_What needs to be done_
Return the records word for word. Any pictures in them are not part of the copy.
══════
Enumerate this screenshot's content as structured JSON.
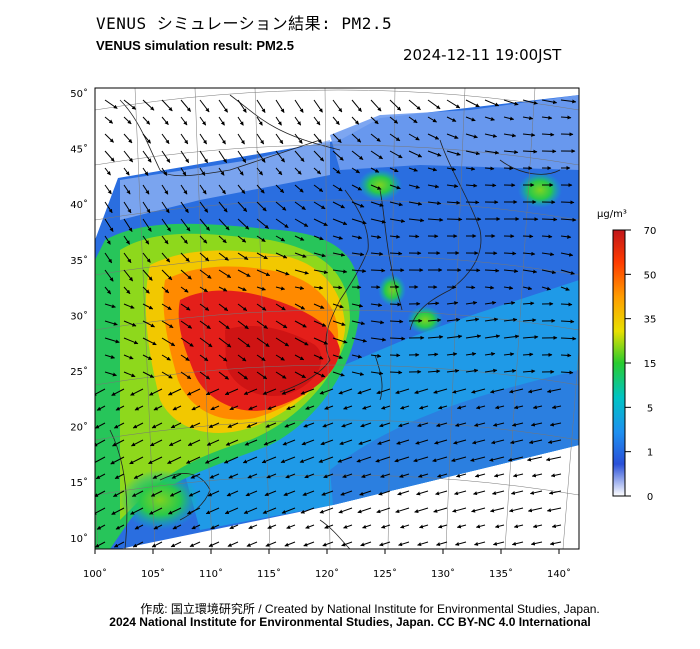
{
  "header": {
    "title_jp": "VENUS シミュレーション結果: PM2.5",
    "title_en": "VENUS simulation result: PM2.5",
    "timestamp": "2024-12-11 19:00JST"
  },
  "map": {
    "lon_ticks": [
      "100˚",
      "105˚",
      "110˚",
      "115˚",
      "120˚",
      "125˚",
      "130˚",
      "135˚",
      "140˚"
    ],
    "lat_ticks": [
      "50˚",
      "45˚",
      "40˚",
      "35˚",
      "30˚",
      "25˚",
      "20˚",
      "15˚",
      "10˚"
    ],
    "lon_values": [
      100,
      105,
      110,
      115,
      120,
      125,
      130,
      135,
      140
    ],
    "lat_values": [
      50,
      45,
      40,
      35,
      30,
      25,
      20,
      15,
      10
    ]
  },
  "legend": {
    "unit": "µg/m³",
    "ticks": [
      "70",
      "50",
      "35",
      "15",
      "5",
      "1",
      "0"
    ],
    "colors": [
      "#cc1f1f",
      "#ff5a00",
      "#ff9c00",
      "#e6e600",
      "#2fd42f",
      "#00c8c8",
      "#2196f3",
      "#1c55d6",
      "#ffffff"
    ]
  },
  "footer": {
    "credit_line1": "作成: 国立環境研究所 / Created by National Institute for Environmental Studies, Japan.",
    "credit_line2": "2024 National Institute for Environmental Studies, Japan. CC BY-NC 4.0 International"
  }
}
══════
_Answer to this problem_
Enumerate this screenshot's content as structured JSON.
{
  "header": {
    "title_jp": "VENUS シミュレーション結果: PM2.5",
    "title_en": "VENUS simulation result: PM2.5",
    "timestamp": "2024-12-11 19:00JST"
  },
  "map": {
    "lon_ticks": [
      "100˚",
      "105˚",
      "110˚",
      "115˚",
      "120˚",
      "125˚",
      "130˚",
      "135˚",
      "140˚"
    ],
    "lat_ticks": [
      "50˚",
      "45˚",
      "40˚",
      "35˚",
      "30˚",
      "25˚",
      "20˚",
      "15˚",
      "10˚"
    ],
    "lon_values": [
      100,
      105,
      110,
      115,
      120,
      125,
      130,
      135,
      140
    ],
    "lat_values": [
      50,
      45,
      40,
      35,
      30,
      25,
      20,
      15,
      10
    ]
  },
  "legend": {
    "unit": "µg/m³",
    "ticks": [
      "70",
      "50",
      "35",
      "15",
      "5",
      "1",
      "0"
    ],
    "colors": [
      "#cc1f1f",
      "#ff5a00",
      "#ff9c00",
      "#e6e600",
      "#2fd42f",
      "#00c8c8",
      "#2196f3",
      "#1c55d6",
      "#ffffff"
    ]
  },
  "footer": {
    "credit_line1": "作成: 国立環境研究所 / Created by National Institute for Environmental Studies, Japan.",
    "credit_line2": "2024 National Institute for Environmental Studies, Japan. CC BY-NC 4.0 International"
  }
}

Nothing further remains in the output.